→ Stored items
## Start
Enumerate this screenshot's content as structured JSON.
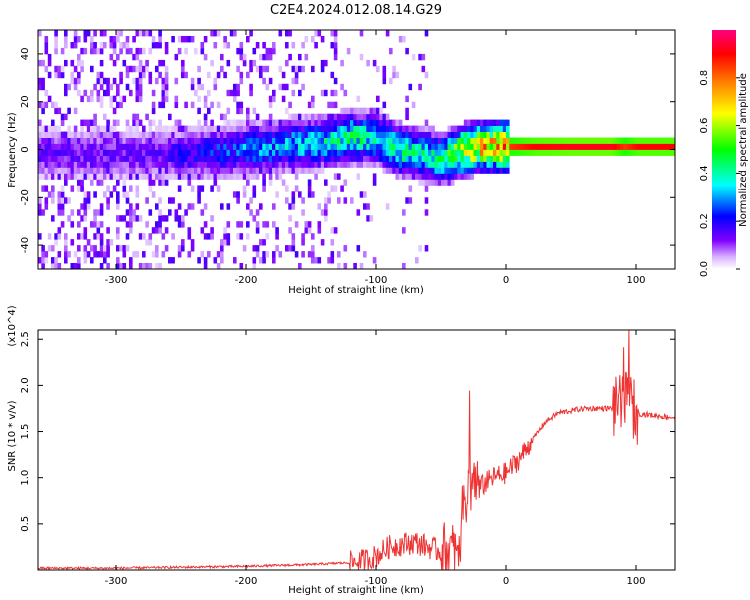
{
  "figure_title": "C2E4.2024.012.08.14.G29",
  "chart_data": [
    {
      "type": "heatmap",
      "title": "C2E4.2024.012.08.14.G29",
      "xlabel": "Height of straight line (km)",
      "ylabel": "Frequency (Hz)",
      "xlim": [
        -360,
        130
      ],
      "ylim": [
        -50,
        50
      ],
      "xticks": [
        -300,
        -200,
        -100,
        0,
        100
      ],
      "yticks": [
        -40,
        -20,
        0,
        20,
        40
      ],
      "xtick_labels": [
        "-300",
        "-200",
        "-100",
        "0",
        "100"
      ],
      "ytick_labels": [
        "-40",
        "-20",
        "0",
        "20",
        "40"
      ],
      "colorbar": {
        "label": "Normalized spectral amplitude",
        "range": [
          0.0,
          1.0
        ],
        "ticks": [
          0.0,
          0.2,
          0.4,
          0.6,
          0.8
        ],
        "tick_labels": [
          "0.0",
          "0.2",
          "0.4",
          "0.6",
          "0.8"
        ],
        "colormap": [
          "#ffffff",
          "#d9b3ff",
          "#8000ff",
          "#0000ff",
          "#00ffff",
          "#00ff00",
          "#ffff00",
          "#ff8000",
          "#ff0000",
          "#ff0080"
        ]
      },
      "ridge": {
        "x": [
          -270,
          -250,
          -220,
          -200,
          -180,
          -160,
          -140,
          -120,
          -100,
          -80,
          -60,
          -50,
          -40,
          -30,
          -20,
          -10,
          0,
          20,
          50,
          80,
          90,
          100,
          130
        ],
        "center_freq": [
          -3,
          -3,
          -2,
          -1,
          0,
          1,
          2,
          4,
          3,
          -2,
          -4,
          -5,
          -3,
          -1,
          0,
          0.5,
          0,
          0,
          0,
          0,
          0,
          0,
          0
        ],
        "peak_amplitude": [
          0.15,
          0.2,
          0.25,
          0.3,
          0.32,
          0.35,
          0.38,
          0.45,
          0.4,
          0.45,
          0.4,
          0.45,
          0.6,
          0.7,
          0.75,
          0.8,
          0.85,
          0.9,
          0.92,
          0.92,
          0.85,
          0.9,
          0.9
        ]
      }
    },
    {
      "type": "line",
      "xlabel": "Height of straight line (km)",
      "ylabel": "SNR (10 * v/v)",
      "y_multiplier": "(x10^4)",
      "xlim": [
        -360,
        130
      ],
      "ylim": [
        0,
        2.6
      ],
      "xticks": [
        -300,
        -200,
        -100,
        0,
        100
      ],
      "yticks": [
        0.5,
        1.0,
        1.5,
        2.0,
        2.5
      ],
      "xtick_labels": [
        "-300",
        "-200",
        "-100",
        "0",
        "100"
      ],
      "ytick_labels": [
        "0.5",
        "1.0",
        "1.5",
        "2.0",
        "2.5"
      ],
      "color": "#ee3333",
      "series": [
        {
          "name": "SNR",
          "x": [
            -360,
            -300,
            -250,
            -200,
            -150,
            -120,
            -110,
            -100,
            -90,
            -80,
            -70,
            -60,
            -50,
            -40,
            -35,
            -30,
            -25,
            -20,
            -15,
            -10,
            0,
            10,
            20,
            30,
            40,
            60,
            80,
            85,
            90,
            95,
            100,
            110,
            130
          ],
          "y": [
            0.02,
            0.02,
            0.03,
            0.04,
            0.06,
            0.08,
            0.1,
            0.15,
            0.25,
            0.28,
            0.3,
            0.25,
            0.2,
            0.2,
            0.4,
            0.8,
            1.0,
            0.9,
            0.95,
            1.0,
            1.05,
            1.2,
            1.4,
            1.6,
            1.7,
            1.75,
            1.75,
            1.75,
            1.8,
            1.8,
            1.7,
            1.68,
            1.65
          ]
        }
      ]
    }
  ]
}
## End
→ AIM
Give back all entries exactly. No pictures belong in the copy.

→ SOLUTION
Enumerate this screenshot's content as structured JSON.
{
  "figure_title": "C2E4.2024.012.08.14.G29",
  "chart_data": [
    {
      "type": "heatmap",
      "title": "C2E4.2024.012.08.14.G29",
      "xlabel": "Height of straight line (km)",
      "ylabel": "Frequency (Hz)",
      "xlim": [
        -360,
        130
      ],
      "ylim": [
        -50,
        50
      ],
      "xticks": [
        -300,
        -200,
        -100,
        0,
        100
      ],
      "yticks": [
        -40,
        -20,
        0,
        20,
        40
      ],
      "xtick_labels": [
        "-300",
        "-200",
        "-100",
        "0",
        "100"
      ],
      "ytick_labels": [
        "-40",
        "-20",
        "0",
        "20",
        "40"
      ],
      "colorbar": {
        "label": "Normalized spectral amplitude",
        "range": [
          0.0,
          1.0
        ],
        "ticks": [
          0.0,
          0.2,
          0.4,
          0.6,
          0.8
        ],
        "tick_labels": [
          "0.0",
          "0.2",
          "0.4",
          "0.6",
          "0.8"
        ],
        "colormap": [
          "#ffffff",
          "#d9b3ff",
          "#8000ff",
          "#0000ff",
          "#00ffff",
          "#00ff00",
          "#ffff00",
          "#ff8000",
          "#ff0000",
          "#ff0080"
        ]
      },
      "ridge": {
        "x": [
          -270,
          -250,
          -220,
          -200,
          -180,
          -160,
          -140,
          -120,
          -100,
          -80,
          -60,
          -50,
          -40,
          -30,
          -20,
          -10,
          0,
          20,
          50,
          80,
          90,
          100,
          130
        ],
        "center_freq": [
          -3,
          -3,
          -2,
          -1,
          0,
          1,
          2,
          4,
          3,
          -2,
          -4,
          -5,
          -3,
          -1,
          0,
          0.5,
          0,
          0,
          0,
          0,
          0,
          0,
          0
        ],
        "peak_amplitude": [
          0.15,
          0.2,
          0.25,
          0.3,
          0.32,
          0.35,
          0.38,
          0.45,
          0.4,
          0.45,
          0.4,
          0.45,
          0.6,
          0.7,
          0.75,
          0.8,
          0.85,
          0.9,
          0.92,
          0.92,
          0.85,
          0.9,
          0.9
        ]
      }
    },
    {
      "type": "line",
      "xlabel": "Height of straight line (km)",
      "ylabel": "SNR (10 * v/v)",
      "y_multiplier": "(x10^4)",
      "xlim": [
        -360,
        130
      ],
      "ylim": [
        0,
        2.6
      ],
      "xticks": [
        -300,
        -200,
        -100,
        0,
        100
      ],
      "yticks": [
        0.5,
        1.0,
        1.5,
        2.0,
        2.5
      ],
      "xtick_labels": [
        "-300",
        "-200",
        "-100",
        "0",
        "100"
      ],
      "ytick_labels": [
        "0.5",
        "1.0",
        "1.5",
        "2.0",
        "2.5"
      ],
      "color": "#ee3333",
      "series": [
        {
          "name": "SNR",
          "x": [
            -360,
            -300,
            -250,
            -200,
            -150,
            -120,
            -110,
            -100,
            -90,
            -80,
            -70,
            -60,
            -50,
            -40,
            -35,
            -30,
            -25,
            -20,
            -15,
            -10,
            0,
            10,
            20,
            30,
            40,
            60,
            80,
            85,
            90,
            95,
            100,
            110,
            130
          ],
          "y": [
            0.02,
            0.02,
            0.03,
            0.04,
            0.06,
            0.08,
            0.1,
            0.15,
            0.25,
            0.28,
            0.3,
            0.25,
            0.2,
            0.2,
            0.4,
            0.8,
            1.0,
            0.9,
            0.95,
            1.0,
            1.05,
            1.2,
            1.4,
            1.6,
            1.7,
            1.75,
            1.75,
            1.75,
            1.8,
            1.8,
            1.7,
            1.68,
            1.65
          ]
        }
      ]
    }
  ]
}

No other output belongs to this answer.